--- start ---
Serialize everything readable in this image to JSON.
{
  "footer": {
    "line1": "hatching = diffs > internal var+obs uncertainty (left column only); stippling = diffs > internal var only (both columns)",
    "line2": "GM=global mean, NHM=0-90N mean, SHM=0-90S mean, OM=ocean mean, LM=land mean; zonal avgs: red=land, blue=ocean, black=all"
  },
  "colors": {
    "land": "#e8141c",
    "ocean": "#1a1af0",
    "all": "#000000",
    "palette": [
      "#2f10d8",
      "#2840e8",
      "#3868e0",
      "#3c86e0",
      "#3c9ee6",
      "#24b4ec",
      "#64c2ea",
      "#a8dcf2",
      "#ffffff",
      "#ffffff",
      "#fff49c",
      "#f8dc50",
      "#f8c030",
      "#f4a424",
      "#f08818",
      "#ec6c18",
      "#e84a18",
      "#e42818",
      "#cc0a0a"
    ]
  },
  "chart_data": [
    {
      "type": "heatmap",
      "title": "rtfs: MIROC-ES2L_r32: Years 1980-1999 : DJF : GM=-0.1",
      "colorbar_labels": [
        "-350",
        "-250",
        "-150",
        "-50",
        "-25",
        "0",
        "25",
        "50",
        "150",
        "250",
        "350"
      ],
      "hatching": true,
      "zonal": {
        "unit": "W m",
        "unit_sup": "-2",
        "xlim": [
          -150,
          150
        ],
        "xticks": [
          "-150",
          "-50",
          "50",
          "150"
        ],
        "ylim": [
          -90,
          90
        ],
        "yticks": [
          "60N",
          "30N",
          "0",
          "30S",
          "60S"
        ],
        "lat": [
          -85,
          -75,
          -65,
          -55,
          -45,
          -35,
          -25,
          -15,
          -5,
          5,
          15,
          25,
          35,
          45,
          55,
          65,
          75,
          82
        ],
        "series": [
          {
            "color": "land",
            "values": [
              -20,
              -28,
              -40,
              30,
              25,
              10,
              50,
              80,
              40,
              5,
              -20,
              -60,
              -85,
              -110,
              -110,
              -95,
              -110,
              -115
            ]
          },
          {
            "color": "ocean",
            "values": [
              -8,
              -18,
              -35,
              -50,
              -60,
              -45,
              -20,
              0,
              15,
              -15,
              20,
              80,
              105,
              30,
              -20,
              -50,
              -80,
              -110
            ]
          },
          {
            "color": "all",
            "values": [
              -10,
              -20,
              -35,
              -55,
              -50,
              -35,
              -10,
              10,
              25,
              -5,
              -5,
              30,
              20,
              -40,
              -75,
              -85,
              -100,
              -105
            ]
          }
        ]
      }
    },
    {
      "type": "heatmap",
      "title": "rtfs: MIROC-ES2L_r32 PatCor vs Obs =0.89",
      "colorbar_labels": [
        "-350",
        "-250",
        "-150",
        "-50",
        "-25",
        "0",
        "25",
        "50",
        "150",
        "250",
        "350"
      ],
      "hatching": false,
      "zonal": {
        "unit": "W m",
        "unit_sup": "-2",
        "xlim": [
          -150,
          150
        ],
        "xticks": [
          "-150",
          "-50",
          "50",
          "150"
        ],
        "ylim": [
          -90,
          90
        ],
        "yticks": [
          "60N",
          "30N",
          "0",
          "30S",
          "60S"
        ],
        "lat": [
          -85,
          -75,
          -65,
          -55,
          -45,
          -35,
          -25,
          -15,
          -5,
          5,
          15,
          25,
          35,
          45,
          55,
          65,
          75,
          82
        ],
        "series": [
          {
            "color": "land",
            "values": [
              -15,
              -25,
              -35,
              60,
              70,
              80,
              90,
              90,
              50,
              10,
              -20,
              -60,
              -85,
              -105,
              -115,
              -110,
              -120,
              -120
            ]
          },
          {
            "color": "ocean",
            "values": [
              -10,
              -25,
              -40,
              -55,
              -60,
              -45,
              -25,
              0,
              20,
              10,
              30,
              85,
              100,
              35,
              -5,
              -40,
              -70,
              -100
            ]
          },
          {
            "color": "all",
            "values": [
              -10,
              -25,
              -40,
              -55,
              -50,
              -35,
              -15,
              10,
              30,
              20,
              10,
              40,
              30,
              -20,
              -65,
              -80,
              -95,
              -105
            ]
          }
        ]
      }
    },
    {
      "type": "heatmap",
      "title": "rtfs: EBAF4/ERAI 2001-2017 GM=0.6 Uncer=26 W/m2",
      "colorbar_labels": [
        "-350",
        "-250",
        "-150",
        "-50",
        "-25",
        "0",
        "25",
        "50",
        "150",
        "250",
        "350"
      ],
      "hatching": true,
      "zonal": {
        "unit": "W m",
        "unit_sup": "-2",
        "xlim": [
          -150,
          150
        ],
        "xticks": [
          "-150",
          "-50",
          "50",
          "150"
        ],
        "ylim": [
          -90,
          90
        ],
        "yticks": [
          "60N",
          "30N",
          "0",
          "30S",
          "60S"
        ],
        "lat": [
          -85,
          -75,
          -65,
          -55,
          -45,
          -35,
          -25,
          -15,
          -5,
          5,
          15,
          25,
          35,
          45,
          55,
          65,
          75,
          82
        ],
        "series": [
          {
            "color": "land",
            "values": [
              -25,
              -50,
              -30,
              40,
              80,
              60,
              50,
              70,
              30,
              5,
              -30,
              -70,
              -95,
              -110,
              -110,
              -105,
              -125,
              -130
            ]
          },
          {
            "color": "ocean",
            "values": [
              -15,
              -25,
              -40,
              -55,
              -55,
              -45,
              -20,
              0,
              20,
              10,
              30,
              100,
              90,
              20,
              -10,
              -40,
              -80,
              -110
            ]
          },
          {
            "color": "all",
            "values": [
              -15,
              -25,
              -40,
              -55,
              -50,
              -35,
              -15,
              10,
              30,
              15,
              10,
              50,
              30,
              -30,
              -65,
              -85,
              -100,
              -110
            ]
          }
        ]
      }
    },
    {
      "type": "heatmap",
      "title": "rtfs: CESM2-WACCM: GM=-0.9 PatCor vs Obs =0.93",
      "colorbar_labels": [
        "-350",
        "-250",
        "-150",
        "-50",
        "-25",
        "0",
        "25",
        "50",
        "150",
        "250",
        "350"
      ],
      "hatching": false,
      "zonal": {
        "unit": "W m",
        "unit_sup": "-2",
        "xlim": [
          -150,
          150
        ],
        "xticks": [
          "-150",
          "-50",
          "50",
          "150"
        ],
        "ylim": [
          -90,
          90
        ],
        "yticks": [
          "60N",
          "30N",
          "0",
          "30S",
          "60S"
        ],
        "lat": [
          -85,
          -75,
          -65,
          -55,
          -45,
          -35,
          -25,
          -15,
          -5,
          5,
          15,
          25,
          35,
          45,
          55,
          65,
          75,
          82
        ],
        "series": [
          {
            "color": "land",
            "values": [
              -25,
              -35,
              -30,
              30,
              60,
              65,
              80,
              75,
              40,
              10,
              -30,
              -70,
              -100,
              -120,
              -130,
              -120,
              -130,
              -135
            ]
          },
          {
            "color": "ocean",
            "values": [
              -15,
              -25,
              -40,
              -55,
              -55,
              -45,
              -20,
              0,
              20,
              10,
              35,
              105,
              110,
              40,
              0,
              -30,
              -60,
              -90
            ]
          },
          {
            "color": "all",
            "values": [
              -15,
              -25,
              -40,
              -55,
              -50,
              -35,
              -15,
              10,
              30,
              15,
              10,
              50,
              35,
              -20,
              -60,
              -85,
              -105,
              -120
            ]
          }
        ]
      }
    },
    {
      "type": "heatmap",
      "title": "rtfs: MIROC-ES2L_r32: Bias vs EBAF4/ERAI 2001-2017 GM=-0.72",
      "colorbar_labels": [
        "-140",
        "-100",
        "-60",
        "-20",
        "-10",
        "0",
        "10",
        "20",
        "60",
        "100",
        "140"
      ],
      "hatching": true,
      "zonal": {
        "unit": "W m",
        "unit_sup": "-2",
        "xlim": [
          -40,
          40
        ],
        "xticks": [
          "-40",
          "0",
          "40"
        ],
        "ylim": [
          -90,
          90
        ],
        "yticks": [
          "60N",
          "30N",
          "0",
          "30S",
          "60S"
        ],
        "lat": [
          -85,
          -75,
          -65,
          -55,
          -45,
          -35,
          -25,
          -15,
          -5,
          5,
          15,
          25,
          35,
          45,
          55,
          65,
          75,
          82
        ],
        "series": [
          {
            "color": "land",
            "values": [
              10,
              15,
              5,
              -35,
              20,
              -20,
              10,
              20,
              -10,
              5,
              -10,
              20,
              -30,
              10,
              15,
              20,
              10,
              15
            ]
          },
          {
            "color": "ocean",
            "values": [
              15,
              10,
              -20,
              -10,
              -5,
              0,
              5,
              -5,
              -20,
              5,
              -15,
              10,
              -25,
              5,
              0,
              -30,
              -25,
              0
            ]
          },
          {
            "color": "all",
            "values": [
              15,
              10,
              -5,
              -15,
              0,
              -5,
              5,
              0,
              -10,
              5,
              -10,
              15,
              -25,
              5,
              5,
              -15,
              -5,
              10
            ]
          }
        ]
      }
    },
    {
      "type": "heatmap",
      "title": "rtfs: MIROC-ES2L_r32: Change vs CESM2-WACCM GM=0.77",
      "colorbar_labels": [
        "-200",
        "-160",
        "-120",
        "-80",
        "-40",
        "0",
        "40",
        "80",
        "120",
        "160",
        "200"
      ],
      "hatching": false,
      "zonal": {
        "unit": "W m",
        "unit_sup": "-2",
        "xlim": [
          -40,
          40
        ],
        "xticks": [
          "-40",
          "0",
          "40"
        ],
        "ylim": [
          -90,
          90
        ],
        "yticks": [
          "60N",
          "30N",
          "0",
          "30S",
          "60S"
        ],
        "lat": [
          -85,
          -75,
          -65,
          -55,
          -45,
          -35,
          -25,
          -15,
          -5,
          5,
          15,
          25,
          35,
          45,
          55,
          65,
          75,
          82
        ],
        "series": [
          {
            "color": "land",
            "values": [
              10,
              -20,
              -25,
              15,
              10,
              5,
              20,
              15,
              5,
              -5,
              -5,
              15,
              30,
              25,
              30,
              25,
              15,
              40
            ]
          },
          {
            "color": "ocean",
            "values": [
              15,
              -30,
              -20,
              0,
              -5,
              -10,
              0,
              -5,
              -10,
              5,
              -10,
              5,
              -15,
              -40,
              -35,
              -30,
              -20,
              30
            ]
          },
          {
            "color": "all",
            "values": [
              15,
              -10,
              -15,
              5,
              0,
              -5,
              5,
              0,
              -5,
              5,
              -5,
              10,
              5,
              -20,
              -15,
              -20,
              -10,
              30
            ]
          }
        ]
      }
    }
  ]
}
--- end ---
▸ DIRECTIONS:
Each line above that includes "MIROC" counts once; state the total and nothing more.

▸ TASK SOLUTION:
4